__Instructions for the task__
Return the data unchanged, starting at its first line and ending with the line that contains "button[interactable]: 支付宝: [0, 1335, 1080, 1433]". Include that final line.

__Given data__
START
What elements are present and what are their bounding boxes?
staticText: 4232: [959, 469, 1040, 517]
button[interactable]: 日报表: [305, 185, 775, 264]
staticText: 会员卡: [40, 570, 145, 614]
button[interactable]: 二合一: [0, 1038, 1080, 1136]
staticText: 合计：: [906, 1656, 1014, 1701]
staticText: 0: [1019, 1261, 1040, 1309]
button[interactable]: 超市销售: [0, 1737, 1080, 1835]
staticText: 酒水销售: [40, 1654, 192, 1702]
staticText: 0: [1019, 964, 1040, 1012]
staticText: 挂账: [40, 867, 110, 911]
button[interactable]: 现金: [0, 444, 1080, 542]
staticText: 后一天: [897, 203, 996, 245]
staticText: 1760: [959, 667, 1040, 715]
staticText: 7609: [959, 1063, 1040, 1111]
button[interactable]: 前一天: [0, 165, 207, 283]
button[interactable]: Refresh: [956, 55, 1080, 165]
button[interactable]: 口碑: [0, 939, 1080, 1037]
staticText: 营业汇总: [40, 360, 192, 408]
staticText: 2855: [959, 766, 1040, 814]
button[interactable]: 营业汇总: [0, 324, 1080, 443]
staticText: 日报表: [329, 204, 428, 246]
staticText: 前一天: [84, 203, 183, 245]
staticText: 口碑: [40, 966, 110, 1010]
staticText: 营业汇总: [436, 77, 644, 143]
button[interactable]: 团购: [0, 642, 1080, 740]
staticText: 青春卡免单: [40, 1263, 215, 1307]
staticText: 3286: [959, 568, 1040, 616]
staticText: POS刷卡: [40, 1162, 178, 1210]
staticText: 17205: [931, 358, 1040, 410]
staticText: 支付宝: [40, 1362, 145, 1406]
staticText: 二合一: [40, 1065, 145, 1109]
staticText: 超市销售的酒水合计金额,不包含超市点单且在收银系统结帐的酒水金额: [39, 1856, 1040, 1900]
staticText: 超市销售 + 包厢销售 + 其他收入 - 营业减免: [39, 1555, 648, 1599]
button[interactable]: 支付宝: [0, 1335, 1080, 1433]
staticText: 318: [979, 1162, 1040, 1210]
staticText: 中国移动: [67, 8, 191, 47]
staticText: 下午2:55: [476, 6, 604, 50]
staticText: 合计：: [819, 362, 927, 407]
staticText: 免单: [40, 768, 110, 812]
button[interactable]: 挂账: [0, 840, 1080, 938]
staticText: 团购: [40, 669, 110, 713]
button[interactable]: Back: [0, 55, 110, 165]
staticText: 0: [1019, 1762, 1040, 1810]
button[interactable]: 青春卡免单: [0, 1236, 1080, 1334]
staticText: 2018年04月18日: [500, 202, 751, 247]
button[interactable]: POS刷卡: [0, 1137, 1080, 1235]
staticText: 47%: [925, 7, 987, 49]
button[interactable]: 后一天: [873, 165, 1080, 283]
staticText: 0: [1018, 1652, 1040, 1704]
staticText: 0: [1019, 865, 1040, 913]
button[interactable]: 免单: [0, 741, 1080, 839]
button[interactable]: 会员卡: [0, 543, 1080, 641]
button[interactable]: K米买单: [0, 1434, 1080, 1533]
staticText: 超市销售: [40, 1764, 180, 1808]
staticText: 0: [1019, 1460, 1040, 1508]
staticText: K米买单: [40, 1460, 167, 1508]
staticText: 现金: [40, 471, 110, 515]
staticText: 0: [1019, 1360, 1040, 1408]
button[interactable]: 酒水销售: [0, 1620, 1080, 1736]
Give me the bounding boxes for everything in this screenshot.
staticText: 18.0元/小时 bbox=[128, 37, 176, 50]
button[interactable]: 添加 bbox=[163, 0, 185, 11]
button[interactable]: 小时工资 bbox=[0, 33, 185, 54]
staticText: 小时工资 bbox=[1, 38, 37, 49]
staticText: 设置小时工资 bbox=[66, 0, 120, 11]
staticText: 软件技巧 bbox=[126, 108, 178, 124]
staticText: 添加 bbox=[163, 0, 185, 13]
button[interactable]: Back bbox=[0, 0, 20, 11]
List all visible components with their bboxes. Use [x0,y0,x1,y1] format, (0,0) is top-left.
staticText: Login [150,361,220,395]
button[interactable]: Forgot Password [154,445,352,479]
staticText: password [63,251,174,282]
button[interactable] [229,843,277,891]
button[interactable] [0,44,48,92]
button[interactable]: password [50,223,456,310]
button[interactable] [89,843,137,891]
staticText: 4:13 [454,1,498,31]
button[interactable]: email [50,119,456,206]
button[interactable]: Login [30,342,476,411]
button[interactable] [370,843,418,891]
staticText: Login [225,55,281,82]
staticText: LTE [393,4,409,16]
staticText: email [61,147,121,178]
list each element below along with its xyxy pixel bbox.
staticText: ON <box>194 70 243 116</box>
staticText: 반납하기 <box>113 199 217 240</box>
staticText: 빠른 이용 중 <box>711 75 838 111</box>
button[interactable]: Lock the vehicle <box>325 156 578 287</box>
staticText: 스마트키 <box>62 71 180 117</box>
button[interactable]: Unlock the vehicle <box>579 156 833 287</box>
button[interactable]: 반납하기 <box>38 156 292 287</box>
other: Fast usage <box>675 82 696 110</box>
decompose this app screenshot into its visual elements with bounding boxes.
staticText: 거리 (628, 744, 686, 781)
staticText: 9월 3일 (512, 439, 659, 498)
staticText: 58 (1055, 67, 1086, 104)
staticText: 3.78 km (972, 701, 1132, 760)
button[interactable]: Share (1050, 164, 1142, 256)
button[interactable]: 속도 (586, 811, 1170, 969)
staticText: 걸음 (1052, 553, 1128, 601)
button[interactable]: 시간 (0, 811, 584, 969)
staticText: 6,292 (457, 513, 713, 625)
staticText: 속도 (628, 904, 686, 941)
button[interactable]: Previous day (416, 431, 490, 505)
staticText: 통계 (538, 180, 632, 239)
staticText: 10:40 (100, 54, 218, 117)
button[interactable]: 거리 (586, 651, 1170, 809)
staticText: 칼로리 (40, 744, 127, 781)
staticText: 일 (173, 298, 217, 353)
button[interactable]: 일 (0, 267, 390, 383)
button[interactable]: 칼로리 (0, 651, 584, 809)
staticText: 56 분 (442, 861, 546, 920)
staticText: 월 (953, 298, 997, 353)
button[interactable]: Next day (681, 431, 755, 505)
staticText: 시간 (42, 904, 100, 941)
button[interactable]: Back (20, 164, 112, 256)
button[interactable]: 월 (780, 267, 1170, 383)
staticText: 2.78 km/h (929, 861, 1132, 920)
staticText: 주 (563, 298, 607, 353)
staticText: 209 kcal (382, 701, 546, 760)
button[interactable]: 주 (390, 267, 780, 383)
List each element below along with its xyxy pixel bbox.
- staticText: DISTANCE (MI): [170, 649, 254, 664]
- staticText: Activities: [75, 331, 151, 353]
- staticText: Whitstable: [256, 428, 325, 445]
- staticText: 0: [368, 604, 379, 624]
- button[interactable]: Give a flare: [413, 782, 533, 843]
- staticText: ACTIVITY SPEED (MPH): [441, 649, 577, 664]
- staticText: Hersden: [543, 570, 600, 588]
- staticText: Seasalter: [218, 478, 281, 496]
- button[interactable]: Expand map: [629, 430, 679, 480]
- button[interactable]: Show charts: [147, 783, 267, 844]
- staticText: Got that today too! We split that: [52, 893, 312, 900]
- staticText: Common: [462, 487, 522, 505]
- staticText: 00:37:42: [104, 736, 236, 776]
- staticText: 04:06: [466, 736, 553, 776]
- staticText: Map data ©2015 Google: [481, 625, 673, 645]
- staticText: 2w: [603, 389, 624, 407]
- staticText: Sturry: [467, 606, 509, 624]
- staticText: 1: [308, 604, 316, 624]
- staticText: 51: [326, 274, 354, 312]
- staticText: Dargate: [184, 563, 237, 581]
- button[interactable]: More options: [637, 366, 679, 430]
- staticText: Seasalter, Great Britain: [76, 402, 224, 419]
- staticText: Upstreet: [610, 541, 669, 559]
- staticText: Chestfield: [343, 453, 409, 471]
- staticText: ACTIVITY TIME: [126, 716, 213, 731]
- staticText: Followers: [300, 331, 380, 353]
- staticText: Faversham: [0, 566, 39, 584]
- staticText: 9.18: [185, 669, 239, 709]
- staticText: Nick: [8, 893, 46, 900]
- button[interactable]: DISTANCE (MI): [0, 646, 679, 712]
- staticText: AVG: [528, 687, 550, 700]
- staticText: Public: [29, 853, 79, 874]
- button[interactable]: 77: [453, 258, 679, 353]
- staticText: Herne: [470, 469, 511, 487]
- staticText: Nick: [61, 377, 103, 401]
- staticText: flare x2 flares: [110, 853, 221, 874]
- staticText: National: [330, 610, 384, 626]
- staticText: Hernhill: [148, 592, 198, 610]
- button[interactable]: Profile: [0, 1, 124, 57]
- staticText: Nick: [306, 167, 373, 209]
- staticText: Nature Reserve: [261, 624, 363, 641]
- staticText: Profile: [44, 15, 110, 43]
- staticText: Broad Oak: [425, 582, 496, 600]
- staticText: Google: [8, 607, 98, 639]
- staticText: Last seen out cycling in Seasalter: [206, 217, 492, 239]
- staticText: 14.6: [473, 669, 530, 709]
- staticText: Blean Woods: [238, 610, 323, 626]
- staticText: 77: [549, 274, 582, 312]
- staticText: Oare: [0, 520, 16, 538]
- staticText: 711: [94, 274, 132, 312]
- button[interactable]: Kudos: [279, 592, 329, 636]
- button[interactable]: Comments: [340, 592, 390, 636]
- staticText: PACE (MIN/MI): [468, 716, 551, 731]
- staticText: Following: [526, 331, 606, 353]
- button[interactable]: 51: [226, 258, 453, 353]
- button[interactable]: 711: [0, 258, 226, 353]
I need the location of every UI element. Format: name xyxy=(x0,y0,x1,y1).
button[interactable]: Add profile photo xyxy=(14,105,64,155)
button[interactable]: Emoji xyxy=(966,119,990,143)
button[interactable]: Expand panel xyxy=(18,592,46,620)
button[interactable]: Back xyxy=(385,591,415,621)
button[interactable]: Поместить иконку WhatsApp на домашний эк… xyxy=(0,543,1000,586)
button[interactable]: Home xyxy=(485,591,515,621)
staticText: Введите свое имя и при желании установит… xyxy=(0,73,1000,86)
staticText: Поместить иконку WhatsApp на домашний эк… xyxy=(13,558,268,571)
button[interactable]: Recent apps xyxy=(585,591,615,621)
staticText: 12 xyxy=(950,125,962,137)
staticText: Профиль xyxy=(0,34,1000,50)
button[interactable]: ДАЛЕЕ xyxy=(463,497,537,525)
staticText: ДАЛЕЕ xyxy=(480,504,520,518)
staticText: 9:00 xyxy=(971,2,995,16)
END
__Result of the task__
What elements are present and what are their bounding boxes?
staticText: 4232: [959, 469, 1040, 517]
button[interactable]: 日报表: [305, 185, 775, 264]
staticText: 会员卡: [40, 570, 145, 614]
button[interactable]: 二合一: [0, 1038, 1080, 1136]
staticText: 合计：: [906, 1656, 1014, 1701]
staticText: 0: [1019, 1261, 1040, 1309]
button[interactable]: 超市销售: [0, 1737, 1080, 1835]
staticText: 酒水销售: [40, 1654, 192, 1702]
staticText: 0: [1019, 964, 1040, 1012]
staticText: 挂账: [40, 867, 110, 911]
button[interactable]: 现金: [0, 444, 1080, 542]
staticText: 后一天: [897, 203, 996, 245]
staticText: 1760: [959, 667, 1040, 715]
staticText: 7609: [959, 1063, 1040, 1111]
button[interactable]: 前一天: [0, 165, 207, 283]
button[interactable]: Refresh: [956, 55, 1080, 165]
button[interactable]: 口碑: [0, 939, 1080, 1037]
staticText: 营业汇总: [40, 360, 192, 408]
staticText: 2855: [959, 766, 1040, 814]
button[interactable]: 营业汇总: [0, 324, 1080, 443]
staticText: 日报表: [329, 204, 428, 246]
staticText: 前一天: [84, 203, 183, 245]
staticText: 口碑: [40, 966, 110, 1010]
staticText: 营业汇总: [436, 77, 644, 143]
button[interactable]: 团购: [0, 642, 1080, 740]
staticText: 青春卡免单: [40, 1263, 215, 1307]
staticText: 3286: [959, 568, 1040, 616]
staticText: POS刷卡: [40, 1162, 178, 1210]
staticText: 17205: [931, 358, 1040, 410]
staticText: 支付宝: [40, 1362, 145, 1406]
staticText: 二合一: [40, 1065, 145, 1109]
staticText: 超市销售的酒水合计金额,不包含超市点单且在收银系统结帐的酒水金额: [39, 1856, 1040, 1900]
staticText: 超市销售 + 包厢销售 + 其他收入 - 营业减免: [39, 1555, 648, 1599]
button[interactable]: 支付宝: [0, 1335, 1080, 1433]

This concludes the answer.